++++ Provided material ++++
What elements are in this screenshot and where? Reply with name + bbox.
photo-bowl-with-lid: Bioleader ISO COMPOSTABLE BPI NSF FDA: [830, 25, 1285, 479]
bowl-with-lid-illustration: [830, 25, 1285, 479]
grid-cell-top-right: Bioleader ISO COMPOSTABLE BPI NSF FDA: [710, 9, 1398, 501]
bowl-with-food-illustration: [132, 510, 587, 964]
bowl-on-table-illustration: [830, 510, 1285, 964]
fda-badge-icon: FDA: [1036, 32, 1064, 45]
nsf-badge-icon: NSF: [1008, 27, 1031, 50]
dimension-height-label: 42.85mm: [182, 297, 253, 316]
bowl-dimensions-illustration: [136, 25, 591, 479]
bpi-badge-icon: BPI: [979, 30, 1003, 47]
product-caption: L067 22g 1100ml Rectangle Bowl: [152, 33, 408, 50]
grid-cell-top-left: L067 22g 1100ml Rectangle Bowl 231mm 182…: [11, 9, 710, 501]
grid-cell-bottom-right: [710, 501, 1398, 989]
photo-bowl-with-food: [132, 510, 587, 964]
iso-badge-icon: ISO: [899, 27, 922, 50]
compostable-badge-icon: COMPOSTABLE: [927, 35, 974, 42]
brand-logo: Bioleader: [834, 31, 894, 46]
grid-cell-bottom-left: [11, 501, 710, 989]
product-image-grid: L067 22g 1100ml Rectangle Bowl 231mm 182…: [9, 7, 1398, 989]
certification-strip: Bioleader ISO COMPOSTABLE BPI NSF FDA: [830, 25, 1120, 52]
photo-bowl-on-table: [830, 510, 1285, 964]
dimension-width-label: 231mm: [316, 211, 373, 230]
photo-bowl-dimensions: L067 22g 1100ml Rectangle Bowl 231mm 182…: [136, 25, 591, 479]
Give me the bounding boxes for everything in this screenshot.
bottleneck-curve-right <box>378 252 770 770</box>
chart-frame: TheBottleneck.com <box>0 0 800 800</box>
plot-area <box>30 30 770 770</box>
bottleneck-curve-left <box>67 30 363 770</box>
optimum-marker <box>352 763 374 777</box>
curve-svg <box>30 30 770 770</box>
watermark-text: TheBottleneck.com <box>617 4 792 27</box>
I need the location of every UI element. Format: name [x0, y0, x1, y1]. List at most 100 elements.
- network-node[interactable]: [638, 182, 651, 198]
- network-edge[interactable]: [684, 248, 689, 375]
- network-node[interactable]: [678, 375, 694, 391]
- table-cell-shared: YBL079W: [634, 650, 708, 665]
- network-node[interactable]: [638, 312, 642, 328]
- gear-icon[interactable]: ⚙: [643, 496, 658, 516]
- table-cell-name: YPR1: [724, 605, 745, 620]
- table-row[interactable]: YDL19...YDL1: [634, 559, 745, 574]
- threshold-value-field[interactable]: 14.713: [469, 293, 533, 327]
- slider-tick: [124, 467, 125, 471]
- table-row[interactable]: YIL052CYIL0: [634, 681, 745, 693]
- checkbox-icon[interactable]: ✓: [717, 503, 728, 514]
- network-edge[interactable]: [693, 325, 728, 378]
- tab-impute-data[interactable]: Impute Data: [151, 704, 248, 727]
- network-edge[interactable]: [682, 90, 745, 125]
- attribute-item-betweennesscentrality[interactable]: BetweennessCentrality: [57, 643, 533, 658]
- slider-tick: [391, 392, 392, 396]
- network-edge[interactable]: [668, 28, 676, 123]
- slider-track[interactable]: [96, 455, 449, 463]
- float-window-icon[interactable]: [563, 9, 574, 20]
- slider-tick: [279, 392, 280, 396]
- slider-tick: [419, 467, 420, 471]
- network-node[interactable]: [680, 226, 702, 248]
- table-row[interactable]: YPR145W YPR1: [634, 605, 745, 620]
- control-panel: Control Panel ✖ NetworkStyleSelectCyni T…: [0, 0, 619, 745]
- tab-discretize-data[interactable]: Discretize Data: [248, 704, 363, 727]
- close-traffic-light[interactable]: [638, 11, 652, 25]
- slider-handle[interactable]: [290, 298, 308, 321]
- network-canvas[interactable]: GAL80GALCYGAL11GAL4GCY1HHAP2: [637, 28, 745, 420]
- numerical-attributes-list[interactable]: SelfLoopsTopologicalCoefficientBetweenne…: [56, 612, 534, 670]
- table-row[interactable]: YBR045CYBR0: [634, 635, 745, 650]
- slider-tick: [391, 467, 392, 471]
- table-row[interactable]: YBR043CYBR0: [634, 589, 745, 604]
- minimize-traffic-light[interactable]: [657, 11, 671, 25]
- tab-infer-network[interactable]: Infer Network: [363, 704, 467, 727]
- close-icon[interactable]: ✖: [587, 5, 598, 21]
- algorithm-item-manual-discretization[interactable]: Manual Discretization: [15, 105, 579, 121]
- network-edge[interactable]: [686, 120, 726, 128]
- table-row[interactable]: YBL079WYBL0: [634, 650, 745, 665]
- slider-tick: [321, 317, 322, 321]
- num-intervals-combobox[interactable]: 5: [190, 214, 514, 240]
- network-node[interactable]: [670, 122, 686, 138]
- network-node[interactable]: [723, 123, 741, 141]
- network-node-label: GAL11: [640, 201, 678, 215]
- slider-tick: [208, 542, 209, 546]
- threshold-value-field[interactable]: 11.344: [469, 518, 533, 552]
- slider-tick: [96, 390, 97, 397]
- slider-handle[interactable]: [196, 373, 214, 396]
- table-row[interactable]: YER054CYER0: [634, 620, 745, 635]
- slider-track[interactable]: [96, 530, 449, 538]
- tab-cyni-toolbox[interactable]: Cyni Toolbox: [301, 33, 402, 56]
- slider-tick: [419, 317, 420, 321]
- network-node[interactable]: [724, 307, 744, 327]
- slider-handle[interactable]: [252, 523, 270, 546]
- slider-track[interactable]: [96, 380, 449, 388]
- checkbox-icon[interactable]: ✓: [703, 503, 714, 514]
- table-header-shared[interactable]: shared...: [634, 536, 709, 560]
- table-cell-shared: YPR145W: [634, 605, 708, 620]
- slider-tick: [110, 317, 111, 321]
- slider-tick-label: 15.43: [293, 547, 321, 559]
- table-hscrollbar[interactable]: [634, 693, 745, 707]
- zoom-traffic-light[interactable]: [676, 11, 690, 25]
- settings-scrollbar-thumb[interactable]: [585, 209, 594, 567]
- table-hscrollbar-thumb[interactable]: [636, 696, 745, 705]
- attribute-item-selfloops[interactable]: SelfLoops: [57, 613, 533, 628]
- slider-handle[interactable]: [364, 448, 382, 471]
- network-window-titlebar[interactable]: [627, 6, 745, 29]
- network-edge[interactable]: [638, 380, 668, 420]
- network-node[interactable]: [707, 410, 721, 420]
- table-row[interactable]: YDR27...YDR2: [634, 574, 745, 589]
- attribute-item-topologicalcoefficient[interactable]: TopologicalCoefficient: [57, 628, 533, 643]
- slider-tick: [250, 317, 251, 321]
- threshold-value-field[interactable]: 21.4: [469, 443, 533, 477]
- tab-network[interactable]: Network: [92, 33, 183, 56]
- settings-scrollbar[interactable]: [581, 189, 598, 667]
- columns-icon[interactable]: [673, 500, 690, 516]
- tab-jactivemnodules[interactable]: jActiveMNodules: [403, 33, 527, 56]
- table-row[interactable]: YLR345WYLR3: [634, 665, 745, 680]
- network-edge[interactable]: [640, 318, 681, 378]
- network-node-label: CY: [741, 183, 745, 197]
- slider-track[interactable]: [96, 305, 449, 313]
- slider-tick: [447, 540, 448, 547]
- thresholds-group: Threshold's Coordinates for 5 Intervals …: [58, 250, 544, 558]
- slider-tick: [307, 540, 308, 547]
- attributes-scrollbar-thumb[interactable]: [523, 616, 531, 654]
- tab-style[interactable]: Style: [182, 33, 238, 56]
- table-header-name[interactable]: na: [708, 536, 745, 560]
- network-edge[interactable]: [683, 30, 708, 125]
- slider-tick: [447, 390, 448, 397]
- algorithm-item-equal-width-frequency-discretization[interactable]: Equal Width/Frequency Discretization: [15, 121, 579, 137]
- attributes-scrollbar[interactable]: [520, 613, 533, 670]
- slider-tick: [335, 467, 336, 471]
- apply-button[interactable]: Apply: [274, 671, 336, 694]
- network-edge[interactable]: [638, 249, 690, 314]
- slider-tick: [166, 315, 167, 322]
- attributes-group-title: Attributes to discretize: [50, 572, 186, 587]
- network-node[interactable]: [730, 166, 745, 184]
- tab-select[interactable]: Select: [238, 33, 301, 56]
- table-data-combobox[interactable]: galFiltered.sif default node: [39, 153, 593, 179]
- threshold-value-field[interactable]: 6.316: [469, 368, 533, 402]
++++
Please edit the data from its first line through the line with "fda-badge-icon: FDA: [1036, 32, 1064, 45]", replacing "illustration" with "drawing" and leaving everything else unchanged. Give back only those lines.

(Problem solution)
What elements are in this screenshot and where? Reply with name + bbox.
photo-bowl-with-lid: Bioleader ISO COMPOSTABLE BPI NSF FDA: [830, 25, 1285, 479]
bowl-with-lid-drawing: [830, 25, 1285, 479]
grid-cell-top-right: Bioleader ISO COMPOSTABLE BPI NSF FDA: [710, 9, 1398, 501]
bowl-with-food-drawing: [132, 510, 587, 964]
bowl-on-table-drawing: [830, 510, 1285, 964]
fda-badge-icon: FDA: [1036, 32, 1064, 45]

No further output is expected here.